Repeat the lines in the records word for word, everything from the line that contains "quote-tab-4[interactable]: 联 [1000,545,1027,560]" down to the line that contains "quote-prefix[interactable]: G ☰", both included.

Records shown:
-.-.-

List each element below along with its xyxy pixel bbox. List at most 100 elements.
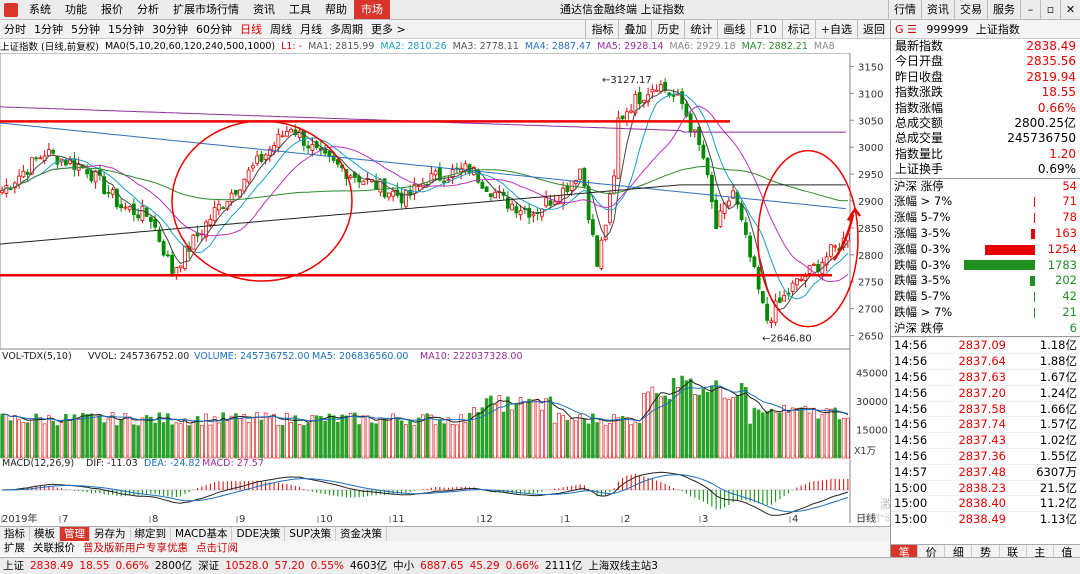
quote-tab-4[interactable]: 联 [1000,545,1027,560]
breadth-row[interactable]: 沪深 跌停 6 [891,321,1080,337]
breadth-row[interactable]: 涨幅 5-7% 78 [891,210,1080,226]
kline-chart[interactable]: 3150 3100 3050 3000 2950 2900 2850 2800 2750 2700… [0,52,985,525]
x-axis-label: 4 [792,514,798,523]
quote-prefix[interactable]: G ☰ [895,23,917,36]
status-item: 上证 [3,559,24,572]
quote-tab-3[interactable]: 势 [972,545,1000,560]
indicator-tab-3[interactable]: 另存为 [90,527,131,541]
tool-button-1[interactable]: 叠加 [618,20,651,38]
period-8[interactable]: 月线 [300,22,322,36]
close-icon[interactable]: ✕ [1060,0,1080,19]
kline-chart-area[interactable]: 3150 3100 3050 3000 2950 2900 2850 2800 2750 2700… [0,52,985,525]
volume-bar [480,407,485,459]
menu-item-1[interactable]: 功能 [65,2,87,16]
period-3[interactable]: 15分钟 [108,22,144,36]
tool-button-5[interactable]: F10 [750,20,781,38]
period-1[interactable]: 1分钟 [34,22,63,36]
volume-bar [518,397,523,459]
top-right-button-0[interactable]: 行情 [888,0,921,19]
volume-bar [314,415,319,459]
period-9[interactable]: 多周期 [330,22,363,36]
volume-bar [306,423,310,459]
indicator-tab-6[interactable]: DDE决策 [232,527,286,541]
indicator-tab-1[interactable]: 模板 [30,527,60,541]
breadth-label: 沪深 涨停 [894,178,944,193]
maximize-icon[interactable]: ▫ [1040,0,1060,19]
top-right-button-2[interactable]: 交易 [954,0,987,19]
top-right-button-3[interactable]: 服务 [987,0,1020,19]
candle-body [306,145,311,149]
quote-tab-1[interactable]: 价 [918,545,946,560]
candle-body [544,197,549,207]
breadth-row[interactable]: 沪深 涨停 54 [891,179,1080,195]
tool-button-0[interactable]: 指标 [585,20,618,38]
indicator-tab-5[interactable]: MACD基本 [171,527,233,541]
period-4[interactable]: 30分钟 [152,22,188,36]
menu-item-2[interactable]: 报价 [101,2,123,16]
extension-tab-2[interactable]: 普及版新用户专享优惠 [83,542,188,554]
menu-item-0[interactable]: 系统 [29,2,51,16]
indicator-tab-8[interactable]: 资金决策 [336,527,387,541]
volume-bar [497,395,502,459]
breadth-row[interactable]: 跌幅 0-3% 1783 [891,258,1080,274]
candle-body [646,94,651,103]
candle-body [178,265,183,269]
extension-tab-0[interactable]: 扩展 [4,542,25,554]
period-2[interactable]: 5分钟 [71,22,100,36]
tool-button-2[interactable]: 历史 [651,20,684,38]
x-axis-label: 7 [62,514,68,523]
period-0[interactable]: 分时 [4,22,26,36]
candle-body [85,169,90,175]
menu-item-4[interactable]: 扩展市场行情 [173,2,239,16]
volume-bar [361,415,366,459]
tick-price: 2837.36 [958,449,1006,464]
indicator-tab-7[interactable]: SUP决策 [285,527,336,541]
ma4-label: MA4: 2887.47 [524,40,592,52]
menu-item-market[interactable]: 市场 [354,0,390,19]
volume-bar [790,407,795,459]
quote-value: 2800.25亿 [1014,115,1076,130]
ma-legend: 上证指数 (日线,前复权) MA0(5,10,20,60,120,240,500… [0,39,850,54]
breadth-row[interactable]: 跌幅 > 7% 21 [891,305,1080,321]
tool-button-4[interactable]: 画线 [717,20,750,38]
breadth-row[interactable]: 涨幅 0-3% 1254 [891,242,1080,258]
menu-item-7[interactable]: 帮助 [325,2,347,16]
candle-body [34,157,39,160]
minimize-icon[interactable]: – [1020,0,1040,19]
quote-tab-2[interactable]: 细 [945,545,973,560]
period-5[interactable]: 60分钟 [196,22,232,36]
breadth-row[interactable]: 跌幅 5-7% 42 [891,289,1080,305]
breadth-label: 跌幅 > 7% [894,304,953,319]
quote-tab-5[interactable]: 主 [1027,545,1054,560]
volume-bar [633,421,638,459]
ma4-line [1,165,848,202]
quote-tab-0[interactable]: 笔 [891,545,919,560]
menu-item-3[interactable]: 分析 [137,2,159,16]
ma5-line [0,106,846,133]
extension-tab-1[interactable]: 关联报价 [33,542,75,554]
tool-button-8[interactable]: 返回 [857,20,890,38]
breadth-row[interactable]: 涨幅 3-5% 163 [891,226,1080,242]
extension-tab-3[interactable]: 点击订阅 [196,542,238,554]
period-6[interactable]: 日线 [240,22,262,36]
candle-body [191,234,196,250]
top-right-button-1[interactable]: 资讯 [921,0,954,19]
breadth-row[interactable]: 跌幅 3-5% 202 [891,273,1080,289]
volume-bar [748,423,752,459]
volume-bar [807,412,812,459]
indicator-tab-2[interactable]: 管理 [60,527,90,541]
candle-body [650,88,655,93]
volume-bar [13,414,17,459]
tool-button-7[interactable]: +自选 [814,20,857,38]
tool-button-6[interactable]: 标记 [781,20,815,38]
period-10[interactable]: 更多 > [371,22,406,36]
menu-item-6[interactable]: 工具 [289,2,311,16]
breadth-row[interactable]: 涨幅 > 7% 71 [891,194,1080,210]
candle-body [4,185,9,194]
indicator-tab-4[interactable]: 绑定到 [131,527,171,541]
period-7[interactable]: 周线 [270,22,292,36]
menu-item-5[interactable]: 资讯 [253,2,275,16]
volume-bar [98,415,102,459]
tool-button-3[interactable]: 统计 [684,20,717,38]
indicator-tab-0[interactable]: 指标 [0,527,30,541]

-.-.-

Response:
quote-tab-4[interactable]: 联 [1000,545,1027,560]
breadth-row[interactable]: 沪深 跌停 6 [891,321,1080,337]
breadth-row[interactable]: 涨幅 5-7% 78 [891,210,1080,226]
kline-chart[interactable]: 3150 3100 3050 3000 2950 2900 2850 2800 2750 2700… [0,52,985,525]
x-axis-label: 4 [792,514,798,523]
quote-prefix[interactable]: G ☰ [895,23,917,36]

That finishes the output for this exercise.